_Task requirements:_ Look through the material and tally each line bearing the word "montieren". Give only the total.

(Saved entries)
════
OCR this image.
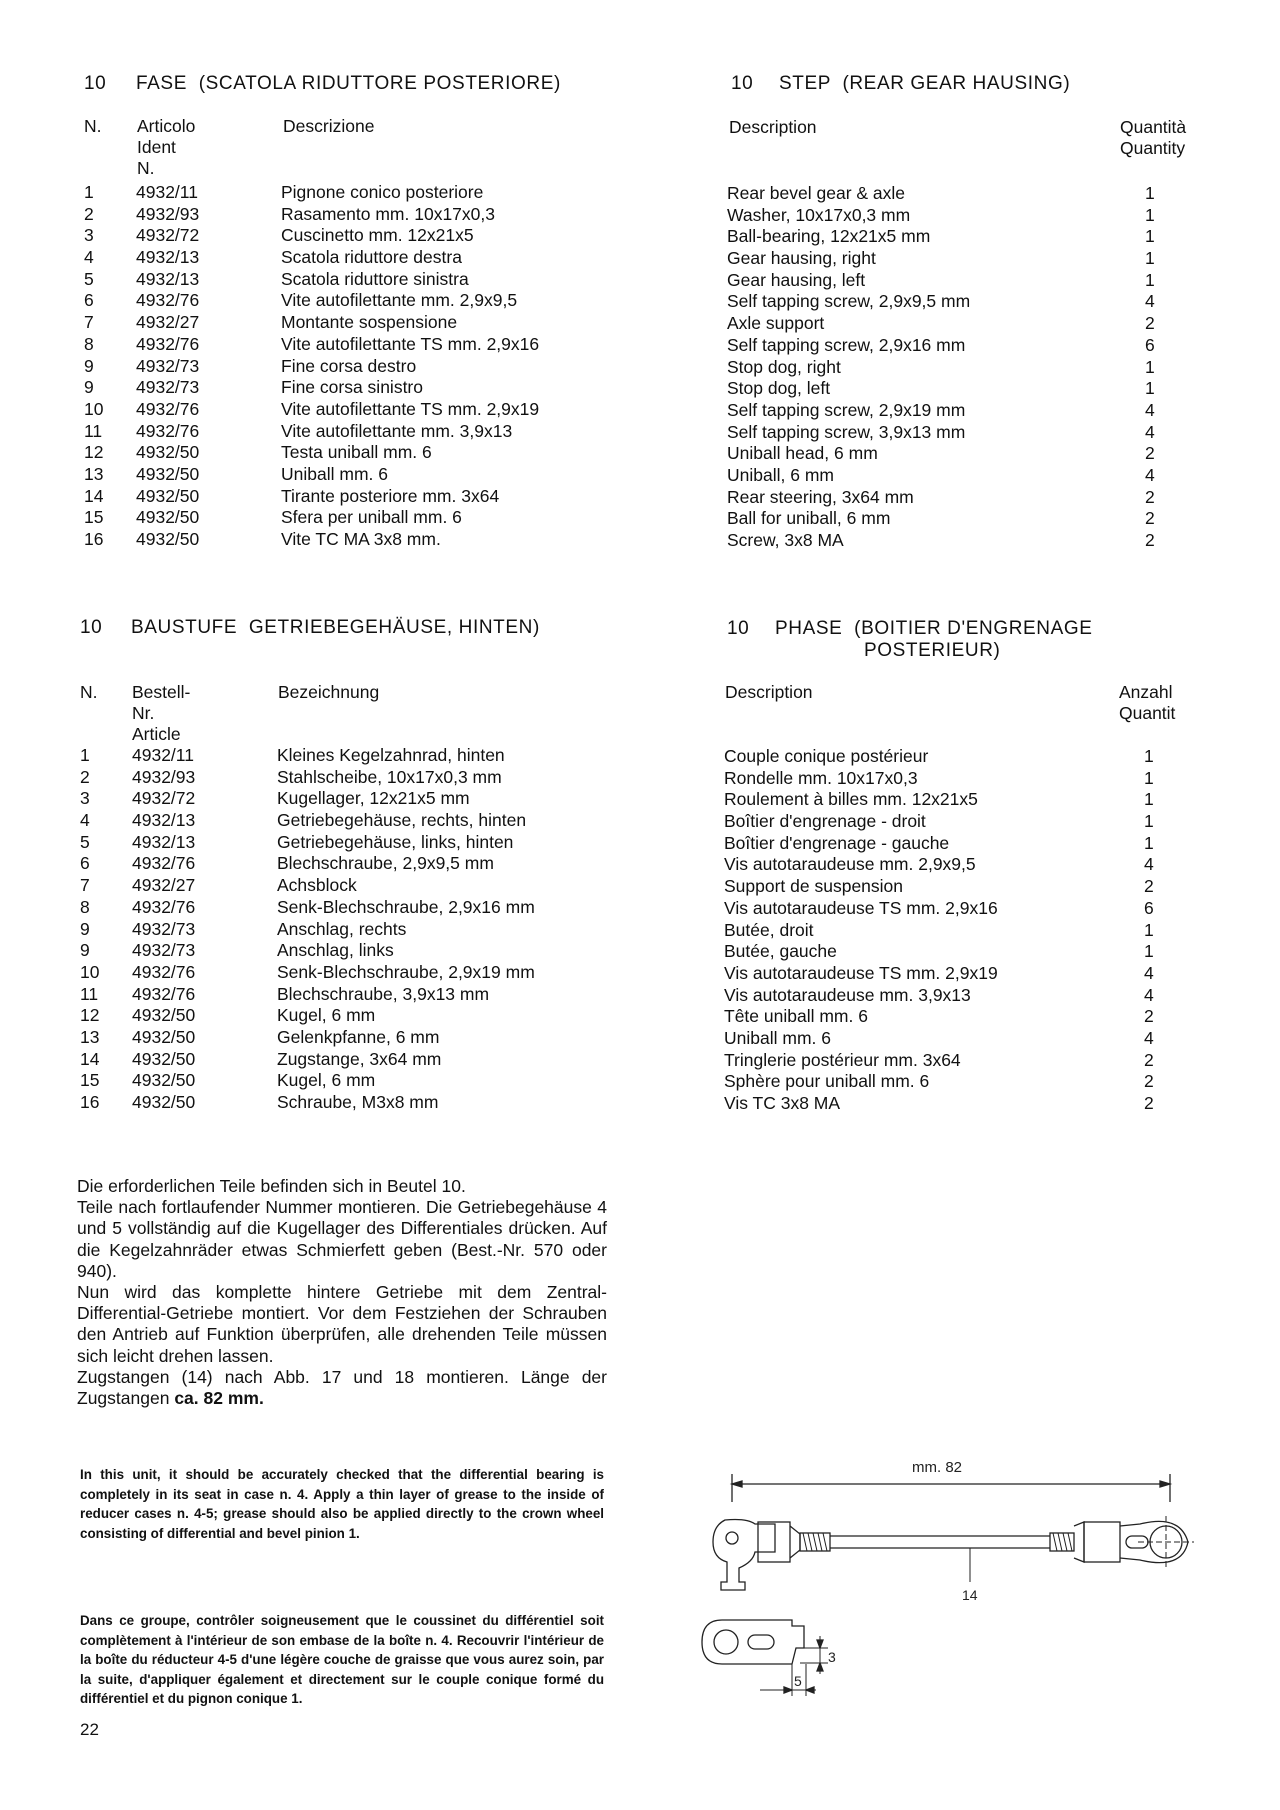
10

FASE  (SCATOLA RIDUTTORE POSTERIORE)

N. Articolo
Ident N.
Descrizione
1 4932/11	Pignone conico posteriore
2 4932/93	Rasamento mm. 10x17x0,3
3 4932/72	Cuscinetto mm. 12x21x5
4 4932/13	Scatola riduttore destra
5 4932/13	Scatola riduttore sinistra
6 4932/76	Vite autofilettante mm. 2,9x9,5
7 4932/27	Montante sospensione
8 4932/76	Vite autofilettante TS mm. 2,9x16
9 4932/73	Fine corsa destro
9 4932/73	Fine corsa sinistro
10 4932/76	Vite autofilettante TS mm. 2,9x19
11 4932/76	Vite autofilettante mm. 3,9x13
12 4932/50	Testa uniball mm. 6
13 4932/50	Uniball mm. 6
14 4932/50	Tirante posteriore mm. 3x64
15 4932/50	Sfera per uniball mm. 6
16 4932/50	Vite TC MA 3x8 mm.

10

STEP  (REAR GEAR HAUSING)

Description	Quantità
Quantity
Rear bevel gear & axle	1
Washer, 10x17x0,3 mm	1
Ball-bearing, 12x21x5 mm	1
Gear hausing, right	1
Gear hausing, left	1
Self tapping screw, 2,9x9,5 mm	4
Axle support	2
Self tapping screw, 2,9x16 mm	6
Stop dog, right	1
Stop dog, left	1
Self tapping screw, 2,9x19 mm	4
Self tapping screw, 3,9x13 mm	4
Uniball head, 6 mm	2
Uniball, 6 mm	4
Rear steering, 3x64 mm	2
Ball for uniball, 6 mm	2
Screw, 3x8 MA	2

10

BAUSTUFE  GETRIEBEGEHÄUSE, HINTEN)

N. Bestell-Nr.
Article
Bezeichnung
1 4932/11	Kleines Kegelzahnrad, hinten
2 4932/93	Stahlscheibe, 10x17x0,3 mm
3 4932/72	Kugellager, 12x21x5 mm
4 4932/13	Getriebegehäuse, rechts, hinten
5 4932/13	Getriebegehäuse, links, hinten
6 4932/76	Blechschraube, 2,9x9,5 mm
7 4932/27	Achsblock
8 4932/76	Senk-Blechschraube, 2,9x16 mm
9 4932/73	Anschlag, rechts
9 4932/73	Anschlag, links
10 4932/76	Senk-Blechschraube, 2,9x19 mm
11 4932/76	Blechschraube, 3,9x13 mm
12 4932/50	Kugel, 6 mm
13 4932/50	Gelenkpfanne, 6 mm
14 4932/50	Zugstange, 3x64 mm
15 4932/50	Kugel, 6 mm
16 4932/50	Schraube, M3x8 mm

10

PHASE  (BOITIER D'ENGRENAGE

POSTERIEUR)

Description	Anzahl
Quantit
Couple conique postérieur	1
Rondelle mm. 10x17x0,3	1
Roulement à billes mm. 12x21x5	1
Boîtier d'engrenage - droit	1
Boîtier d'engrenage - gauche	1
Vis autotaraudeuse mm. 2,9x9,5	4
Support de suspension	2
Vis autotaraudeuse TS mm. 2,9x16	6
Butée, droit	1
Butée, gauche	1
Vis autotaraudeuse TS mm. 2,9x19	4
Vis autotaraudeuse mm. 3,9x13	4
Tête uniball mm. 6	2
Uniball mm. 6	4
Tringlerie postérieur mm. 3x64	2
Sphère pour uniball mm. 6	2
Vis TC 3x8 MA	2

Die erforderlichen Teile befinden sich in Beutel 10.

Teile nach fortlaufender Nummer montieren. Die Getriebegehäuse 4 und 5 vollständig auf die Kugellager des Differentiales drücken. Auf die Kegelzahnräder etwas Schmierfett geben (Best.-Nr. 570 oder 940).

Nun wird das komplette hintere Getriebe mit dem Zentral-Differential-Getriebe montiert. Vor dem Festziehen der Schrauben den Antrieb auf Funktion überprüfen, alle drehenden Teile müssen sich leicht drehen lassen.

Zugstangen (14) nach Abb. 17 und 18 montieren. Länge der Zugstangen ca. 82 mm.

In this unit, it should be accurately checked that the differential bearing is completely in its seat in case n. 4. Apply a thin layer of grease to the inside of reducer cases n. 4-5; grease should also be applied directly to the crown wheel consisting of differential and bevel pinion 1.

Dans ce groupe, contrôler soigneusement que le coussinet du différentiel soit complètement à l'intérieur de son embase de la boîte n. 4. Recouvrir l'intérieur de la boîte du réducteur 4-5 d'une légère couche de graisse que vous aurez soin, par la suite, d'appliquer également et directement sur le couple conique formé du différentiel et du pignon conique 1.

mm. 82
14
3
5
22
════
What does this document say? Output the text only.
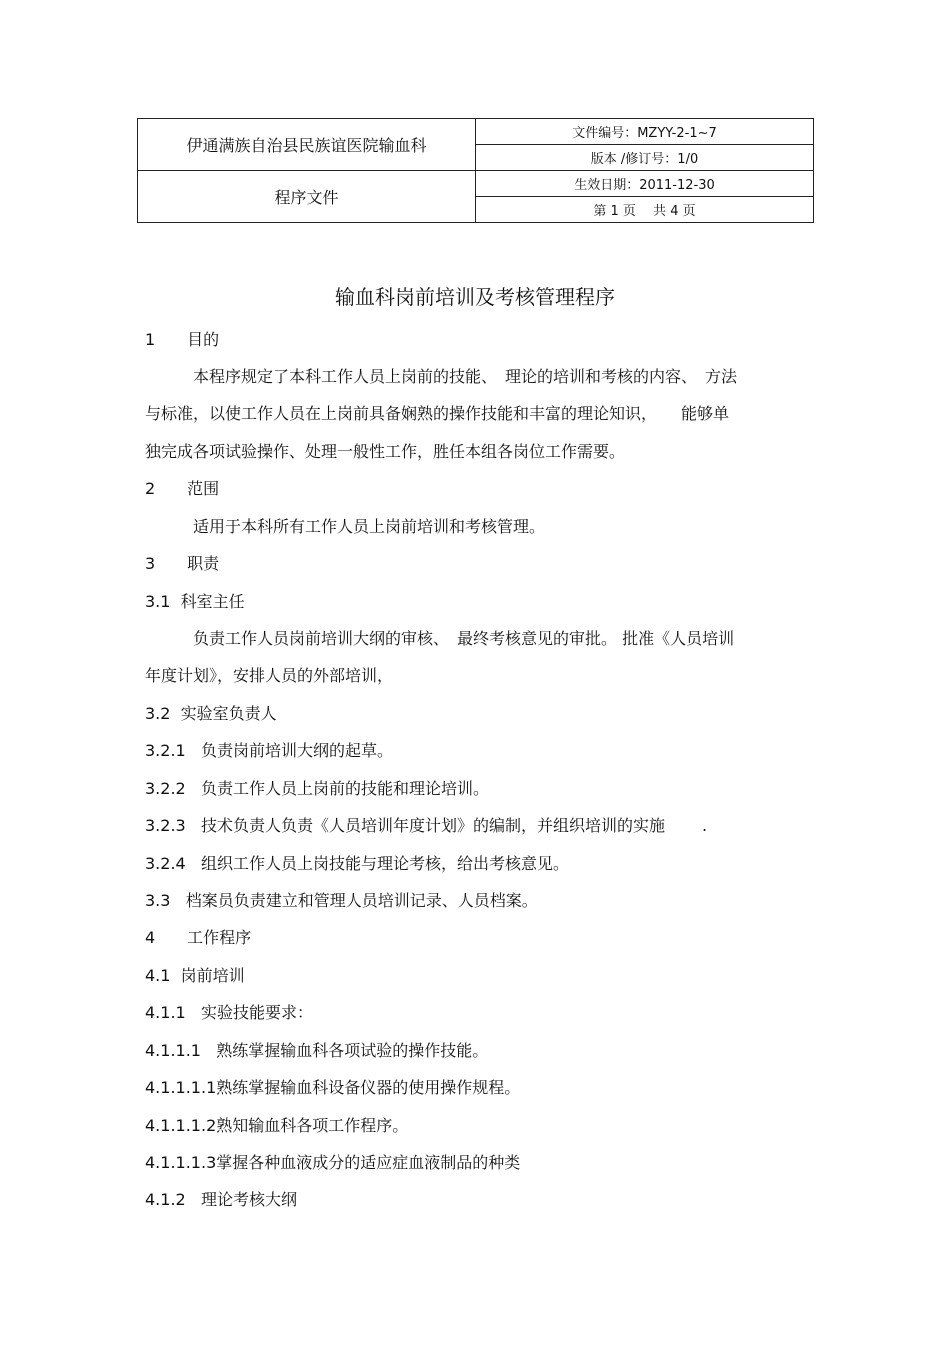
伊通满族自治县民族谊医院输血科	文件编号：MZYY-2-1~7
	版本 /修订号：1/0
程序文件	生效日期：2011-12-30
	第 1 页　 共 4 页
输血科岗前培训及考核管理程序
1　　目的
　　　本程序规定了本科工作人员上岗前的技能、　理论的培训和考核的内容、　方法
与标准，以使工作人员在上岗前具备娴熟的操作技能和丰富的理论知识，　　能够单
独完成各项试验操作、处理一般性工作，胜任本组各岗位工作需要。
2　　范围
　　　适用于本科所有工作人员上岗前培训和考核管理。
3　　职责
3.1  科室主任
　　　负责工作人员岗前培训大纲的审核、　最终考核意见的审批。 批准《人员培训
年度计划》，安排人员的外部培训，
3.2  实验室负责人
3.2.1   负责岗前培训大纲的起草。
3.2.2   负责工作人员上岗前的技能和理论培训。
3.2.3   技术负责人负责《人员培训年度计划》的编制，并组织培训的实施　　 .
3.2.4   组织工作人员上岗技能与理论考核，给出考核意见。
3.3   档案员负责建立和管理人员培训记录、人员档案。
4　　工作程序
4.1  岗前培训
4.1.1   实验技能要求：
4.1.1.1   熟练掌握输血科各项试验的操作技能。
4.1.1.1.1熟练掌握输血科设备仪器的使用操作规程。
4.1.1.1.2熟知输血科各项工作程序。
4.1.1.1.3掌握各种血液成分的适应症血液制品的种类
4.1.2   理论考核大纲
════
_Task answer:_ 2